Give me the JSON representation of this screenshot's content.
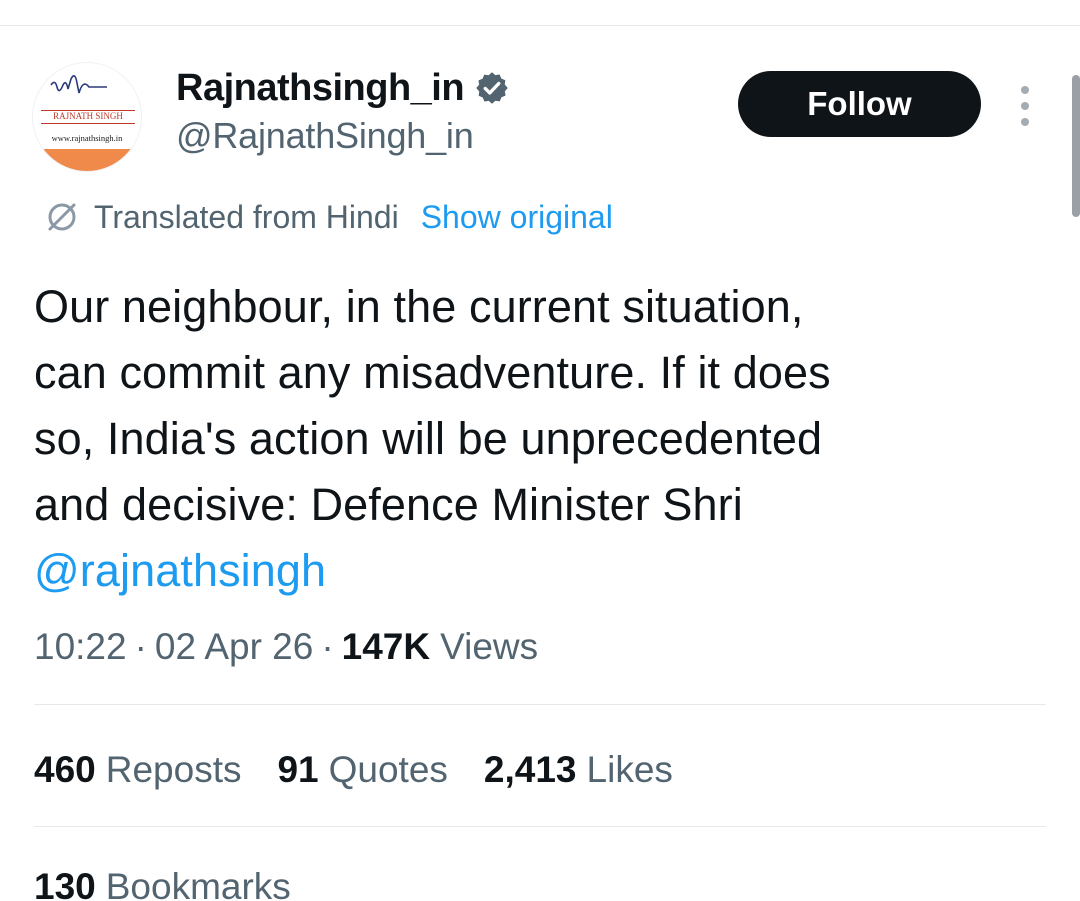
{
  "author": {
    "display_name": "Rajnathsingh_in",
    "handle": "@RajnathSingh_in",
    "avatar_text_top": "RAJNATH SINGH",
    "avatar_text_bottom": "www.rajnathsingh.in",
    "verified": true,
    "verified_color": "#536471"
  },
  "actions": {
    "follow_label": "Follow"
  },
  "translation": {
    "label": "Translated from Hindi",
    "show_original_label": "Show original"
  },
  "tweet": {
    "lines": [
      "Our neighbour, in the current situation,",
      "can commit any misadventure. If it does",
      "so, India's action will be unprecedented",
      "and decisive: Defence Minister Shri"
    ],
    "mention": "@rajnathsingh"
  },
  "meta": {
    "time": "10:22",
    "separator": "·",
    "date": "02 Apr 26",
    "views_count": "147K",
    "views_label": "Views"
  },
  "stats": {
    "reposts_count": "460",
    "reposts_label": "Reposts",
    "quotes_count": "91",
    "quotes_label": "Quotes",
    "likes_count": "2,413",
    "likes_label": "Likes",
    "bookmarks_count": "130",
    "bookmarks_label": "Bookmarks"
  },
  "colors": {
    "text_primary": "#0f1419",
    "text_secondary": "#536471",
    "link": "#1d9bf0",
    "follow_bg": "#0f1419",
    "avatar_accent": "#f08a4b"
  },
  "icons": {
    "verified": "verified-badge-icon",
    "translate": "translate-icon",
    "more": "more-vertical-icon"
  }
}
================================
Reproduce all of the material exactly, apart from the pictures.

Give me the JSON representation of this screenshot's content.
{
  "author": {
    "display_name": "Rajnathsingh_in",
    "handle": "@RajnathSingh_in",
    "avatar_text_top": "RAJNATH SINGH",
    "avatar_text_bottom": "www.rajnathsingh.in",
    "verified": true,
    "verified_color": "#536471"
  },
  "actions": {
    "follow_label": "Follow"
  },
  "translation": {
    "label": "Translated from Hindi",
    "show_original_label": "Show original"
  },
  "tweet": {
    "lines": [
      "Our neighbour, in the current situation,",
      "can commit any misadventure. If it does",
      "so, India's action will be unprecedented",
      "and decisive: Defence Minister Shri"
    ],
    "mention": "@rajnathsingh"
  },
  "meta": {
    "time": "10:22",
    "separator": "·",
    "date": "02 Apr 26",
    "views_count": "147K",
    "views_label": "Views"
  },
  "stats": {
    "reposts_count": "460",
    "reposts_label": "Reposts",
    "quotes_count": "91",
    "quotes_label": "Quotes",
    "likes_count": "2,413",
    "likes_label": "Likes",
    "bookmarks_count": "130",
    "bookmarks_label": "Bookmarks"
  },
  "colors": {
    "text_primary": "#0f1419",
    "text_secondary": "#536471",
    "link": "#1d9bf0",
    "follow_bg": "#0f1419",
    "avatar_accent": "#f08a4b"
  },
  "icons": {
    "verified": "verified-badge-icon",
    "translate": "translate-icon",
    "more": "more-vertical-icon"
  }
}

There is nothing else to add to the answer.